------ DATA PROVIDED

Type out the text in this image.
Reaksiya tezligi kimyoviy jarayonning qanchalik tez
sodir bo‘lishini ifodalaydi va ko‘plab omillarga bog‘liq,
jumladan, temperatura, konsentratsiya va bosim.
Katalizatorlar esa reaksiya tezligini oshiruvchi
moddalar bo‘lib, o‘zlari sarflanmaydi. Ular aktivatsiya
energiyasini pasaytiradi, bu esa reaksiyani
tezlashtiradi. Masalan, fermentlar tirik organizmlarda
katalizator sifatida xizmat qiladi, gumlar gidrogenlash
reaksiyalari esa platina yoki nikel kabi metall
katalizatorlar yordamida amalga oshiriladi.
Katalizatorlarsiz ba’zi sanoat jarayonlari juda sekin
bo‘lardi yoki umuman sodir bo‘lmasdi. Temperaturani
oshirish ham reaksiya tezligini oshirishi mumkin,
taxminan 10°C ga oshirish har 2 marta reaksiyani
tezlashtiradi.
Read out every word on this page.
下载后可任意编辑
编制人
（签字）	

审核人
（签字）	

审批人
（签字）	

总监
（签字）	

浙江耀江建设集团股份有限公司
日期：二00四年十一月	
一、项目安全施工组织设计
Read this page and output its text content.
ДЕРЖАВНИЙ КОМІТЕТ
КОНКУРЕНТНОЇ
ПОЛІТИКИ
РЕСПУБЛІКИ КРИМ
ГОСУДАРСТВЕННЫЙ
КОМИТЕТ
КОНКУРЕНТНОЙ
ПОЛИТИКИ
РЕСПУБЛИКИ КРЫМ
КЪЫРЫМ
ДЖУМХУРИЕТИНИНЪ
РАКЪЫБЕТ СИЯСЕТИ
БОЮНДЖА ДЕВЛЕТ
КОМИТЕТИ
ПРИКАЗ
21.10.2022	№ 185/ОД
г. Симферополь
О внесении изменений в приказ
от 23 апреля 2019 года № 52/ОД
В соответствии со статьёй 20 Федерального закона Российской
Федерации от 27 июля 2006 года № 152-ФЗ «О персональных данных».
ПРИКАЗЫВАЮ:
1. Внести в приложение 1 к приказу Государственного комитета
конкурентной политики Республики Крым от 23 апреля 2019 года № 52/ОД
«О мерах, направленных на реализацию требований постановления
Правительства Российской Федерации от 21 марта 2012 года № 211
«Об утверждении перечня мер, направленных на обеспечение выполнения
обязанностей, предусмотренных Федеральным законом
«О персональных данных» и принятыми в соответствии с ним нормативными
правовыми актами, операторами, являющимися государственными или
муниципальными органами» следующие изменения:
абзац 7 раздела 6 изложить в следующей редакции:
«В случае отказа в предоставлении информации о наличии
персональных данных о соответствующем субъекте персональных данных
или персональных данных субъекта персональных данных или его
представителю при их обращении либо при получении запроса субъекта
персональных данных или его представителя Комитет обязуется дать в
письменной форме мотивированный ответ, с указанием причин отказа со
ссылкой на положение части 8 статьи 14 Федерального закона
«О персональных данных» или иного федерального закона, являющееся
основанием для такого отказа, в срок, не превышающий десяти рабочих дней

------------
------ DATA PROVIDED

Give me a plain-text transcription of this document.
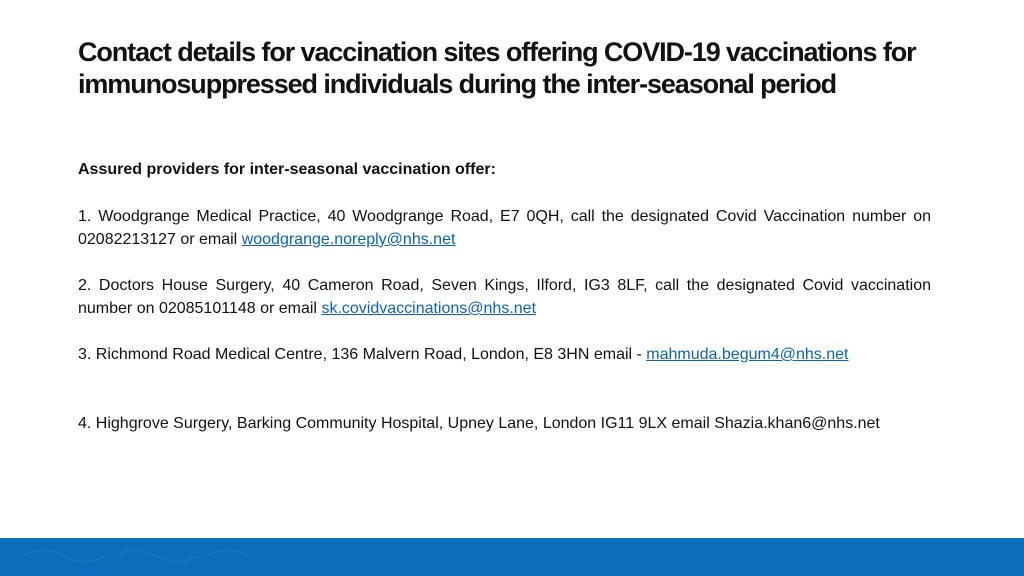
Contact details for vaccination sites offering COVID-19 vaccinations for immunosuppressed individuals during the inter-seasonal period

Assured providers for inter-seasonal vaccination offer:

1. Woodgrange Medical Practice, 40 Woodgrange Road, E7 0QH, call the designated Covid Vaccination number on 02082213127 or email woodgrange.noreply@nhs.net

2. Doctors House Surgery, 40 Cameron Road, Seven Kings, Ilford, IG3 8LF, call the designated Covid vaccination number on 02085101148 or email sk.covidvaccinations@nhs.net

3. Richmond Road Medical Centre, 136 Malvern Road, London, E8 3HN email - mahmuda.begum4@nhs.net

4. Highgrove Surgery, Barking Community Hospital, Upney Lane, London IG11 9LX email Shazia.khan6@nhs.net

------------
------ DATA PROVIDED

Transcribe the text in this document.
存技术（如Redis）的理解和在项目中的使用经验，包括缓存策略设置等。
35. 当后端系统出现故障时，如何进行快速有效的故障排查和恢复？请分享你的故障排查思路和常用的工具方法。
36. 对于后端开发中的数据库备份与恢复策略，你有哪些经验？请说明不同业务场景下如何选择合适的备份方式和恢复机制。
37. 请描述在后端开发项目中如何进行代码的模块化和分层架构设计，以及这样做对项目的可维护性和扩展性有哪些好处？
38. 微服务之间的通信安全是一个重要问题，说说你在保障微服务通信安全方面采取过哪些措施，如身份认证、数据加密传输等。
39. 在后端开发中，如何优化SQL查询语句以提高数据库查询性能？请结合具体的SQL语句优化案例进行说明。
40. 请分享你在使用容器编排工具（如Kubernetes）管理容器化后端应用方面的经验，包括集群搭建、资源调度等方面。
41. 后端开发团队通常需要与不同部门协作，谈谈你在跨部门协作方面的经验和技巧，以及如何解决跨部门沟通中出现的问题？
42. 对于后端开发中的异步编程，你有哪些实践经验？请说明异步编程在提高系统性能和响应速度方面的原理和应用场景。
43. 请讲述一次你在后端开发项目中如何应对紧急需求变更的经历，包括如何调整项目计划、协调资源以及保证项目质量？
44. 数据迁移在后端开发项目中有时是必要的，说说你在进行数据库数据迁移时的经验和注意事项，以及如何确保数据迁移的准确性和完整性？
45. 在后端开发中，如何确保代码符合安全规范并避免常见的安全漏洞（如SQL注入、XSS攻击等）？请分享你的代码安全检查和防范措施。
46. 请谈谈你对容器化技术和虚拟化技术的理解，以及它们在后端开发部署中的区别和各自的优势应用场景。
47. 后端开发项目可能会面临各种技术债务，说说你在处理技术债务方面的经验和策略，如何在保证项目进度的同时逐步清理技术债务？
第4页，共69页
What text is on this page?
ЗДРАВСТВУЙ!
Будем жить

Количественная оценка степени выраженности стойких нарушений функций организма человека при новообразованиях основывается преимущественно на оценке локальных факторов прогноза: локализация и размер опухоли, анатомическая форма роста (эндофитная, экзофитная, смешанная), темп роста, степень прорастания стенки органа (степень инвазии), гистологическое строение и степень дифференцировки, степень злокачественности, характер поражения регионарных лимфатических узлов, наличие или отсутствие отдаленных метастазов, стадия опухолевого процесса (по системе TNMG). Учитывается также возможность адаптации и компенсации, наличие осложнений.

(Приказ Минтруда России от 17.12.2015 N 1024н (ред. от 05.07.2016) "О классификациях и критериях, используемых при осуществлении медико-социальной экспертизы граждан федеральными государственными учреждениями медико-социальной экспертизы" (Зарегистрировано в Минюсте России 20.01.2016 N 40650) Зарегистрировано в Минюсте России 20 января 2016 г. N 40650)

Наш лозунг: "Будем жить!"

------------

REQUEST: Which lines contain the word "designated"? Copy each of them.

EXERCISE OUTPUT:
1. Woodgrange Medical Practice, 40 Woodgrange Road, E7 0QH, call the designated Covid Vaccination number on 02082213127 or email woodgrange.noreply@nhs.net
2. Doctors House Surgery, 40 Cameron Road, Seven Kings, Ilford, IG3 8LF, call the designated Covid vaccination number on 02085101148 or email sk.covidvaccinations@nhs.net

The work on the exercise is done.